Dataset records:
^^^^^^^^

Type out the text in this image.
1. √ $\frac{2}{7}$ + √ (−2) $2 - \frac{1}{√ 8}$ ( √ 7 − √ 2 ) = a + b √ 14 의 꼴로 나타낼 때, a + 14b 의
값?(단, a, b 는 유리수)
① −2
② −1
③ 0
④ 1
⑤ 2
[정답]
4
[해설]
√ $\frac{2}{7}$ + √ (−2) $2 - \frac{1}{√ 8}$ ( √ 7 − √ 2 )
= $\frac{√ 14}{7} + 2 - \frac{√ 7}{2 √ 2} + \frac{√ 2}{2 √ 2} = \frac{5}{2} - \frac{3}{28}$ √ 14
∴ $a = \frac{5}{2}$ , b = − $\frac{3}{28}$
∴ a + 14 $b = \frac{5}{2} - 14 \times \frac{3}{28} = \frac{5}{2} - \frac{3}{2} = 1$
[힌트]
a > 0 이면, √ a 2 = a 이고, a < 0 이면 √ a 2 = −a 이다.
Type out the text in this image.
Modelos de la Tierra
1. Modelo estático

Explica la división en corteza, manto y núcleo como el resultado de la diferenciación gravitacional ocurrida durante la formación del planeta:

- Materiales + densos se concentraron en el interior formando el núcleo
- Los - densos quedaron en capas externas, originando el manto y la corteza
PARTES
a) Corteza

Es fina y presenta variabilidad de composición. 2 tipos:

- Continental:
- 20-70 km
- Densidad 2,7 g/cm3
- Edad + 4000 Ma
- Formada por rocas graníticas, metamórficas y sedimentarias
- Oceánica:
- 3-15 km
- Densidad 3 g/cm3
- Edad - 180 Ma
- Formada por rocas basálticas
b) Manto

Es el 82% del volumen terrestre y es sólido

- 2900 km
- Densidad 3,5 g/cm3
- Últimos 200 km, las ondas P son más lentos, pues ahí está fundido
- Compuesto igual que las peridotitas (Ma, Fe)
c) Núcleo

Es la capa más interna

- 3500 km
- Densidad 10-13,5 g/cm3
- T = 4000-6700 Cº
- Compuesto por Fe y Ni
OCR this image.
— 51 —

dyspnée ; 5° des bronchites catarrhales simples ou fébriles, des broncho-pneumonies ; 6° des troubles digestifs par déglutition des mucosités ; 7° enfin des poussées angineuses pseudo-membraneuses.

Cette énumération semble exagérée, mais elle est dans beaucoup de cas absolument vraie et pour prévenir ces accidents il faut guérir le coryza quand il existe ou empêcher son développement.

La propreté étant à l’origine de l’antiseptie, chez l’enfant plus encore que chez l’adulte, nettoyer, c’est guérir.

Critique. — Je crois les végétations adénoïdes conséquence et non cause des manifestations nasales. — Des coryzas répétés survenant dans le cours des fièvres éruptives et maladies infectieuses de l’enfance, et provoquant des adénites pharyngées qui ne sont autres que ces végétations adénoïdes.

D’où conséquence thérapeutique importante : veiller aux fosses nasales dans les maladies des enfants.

^^^^^^^^

#### WORK INSTRUCTIONS:
Restate the data above word for word.

#### EXPECTED ANSWER:
Type out the text in this image.
1. √ $\frac{2}{7}$ + √ (−2) $2 - \frac{1}{√ 8}$ ( √ 7 − √ 2 ) = a + b √ 14 의 꼴로 나타낼 때, a + 14b 의
값?(단, a, b 는 유리수)
① −2
② −1
③ 0
④ 1
⑤ 2
[정답]
4
[해설]
√ $\frac{2}{7}$ + √ (−2) $2 - \frac{1}{√ 8}$ ( √ 7 − √ 2 )
= $\frac{√ 14}{7} + 2 - \frac{√ 7}{2 √ 2} + \frac{√ 2}{2 √ 2} = \frac{5}{2} - \frac{3}{28}$ √ 14
∴ $a = \frac{5}{2}$ , b = − $\frac{3}{28}$
∴ a + 14 $b = \frac{5}{2} - 14 \times \frac{3}{28} = \frac{5}{2} - \frac{3}{2} = 1$
[힌트]
a > 0 이면, √ a 2 = a 이고, a < 0 이면 √ a 2 = −a 이다.
Type out the text in this image.
Modelos de la Tierra
1. Modelo estático

Explica la división en corteza, manto y núcleo como el resultado de la diferenciación gravitacional ocurrida durante la formación del planeta:

- Materiales + densos se concentraron en el interior formando el núcleo
- Los - densos quedaron en capas externas, originando el manto y la corteza
PARTES
a) Corteza

Es fina y presenta variabilidad de composición. 2 tipos:

- Continental:
- 20-70 km
- Densidad 2,7 g/cm3
- Edad + 4000 Ma
- Formada por rocas graníticas, metamórficas y sedimentarias
- Oceánica:
- 3-15 km
- Densidad 3 g/cm3
- Edad - 180 Ma
- Formada por rocas basálticas
b) Manto

Es el 82% del volumen terrestre y es sólido

- 2900 km
- Densidad 3,5 g/cm3
- Últimos 200 km, las ondas P son más lentos, pues ahí está fundido
- Compuesto igual que las peridotitas (Ma, Fe)
c) Núcleo

Es la capa más interna

- 3500 km
- Densidad 10-13,5 g/cm3
- T = 4000-6700 Cº
- Compuesto por Fe y Ni
OCR this image.
— 51 —

dyspnée ; 5° des bronchites catarrhales simples ou fébriles, des broncho-pneumonies ; 6° des troubles digestifs par déglutition des mucosités ; 7° enfin des poussées angineuses pseudo-membraneuses.

Cette énumération semble exagérée, mais elle est dans beaucoup de cas absolument vraie et pour prévenir ces accidents il faut guérir le coryza quand il existe ou empêcher son développement.

La propreté étant à l’origine de l’antiseptie, chez l’enfant plus encore que chez l’adulte, nettoyer, c’est guérir.

Critique. — Je crois les végétations adénoïdes conséquence et non cause des manifestations nasales. — Des coryzas répétés survenant dans le cours des fièvres éruptives et maladies infectieuses de l’enfance, et provoquant des adénites pharyngées qui ne sont autres que ces végétations adénoïdes.

D’où conséquence thérapeutique importante : veiller aux fosses nasales dans les maladies des enfants.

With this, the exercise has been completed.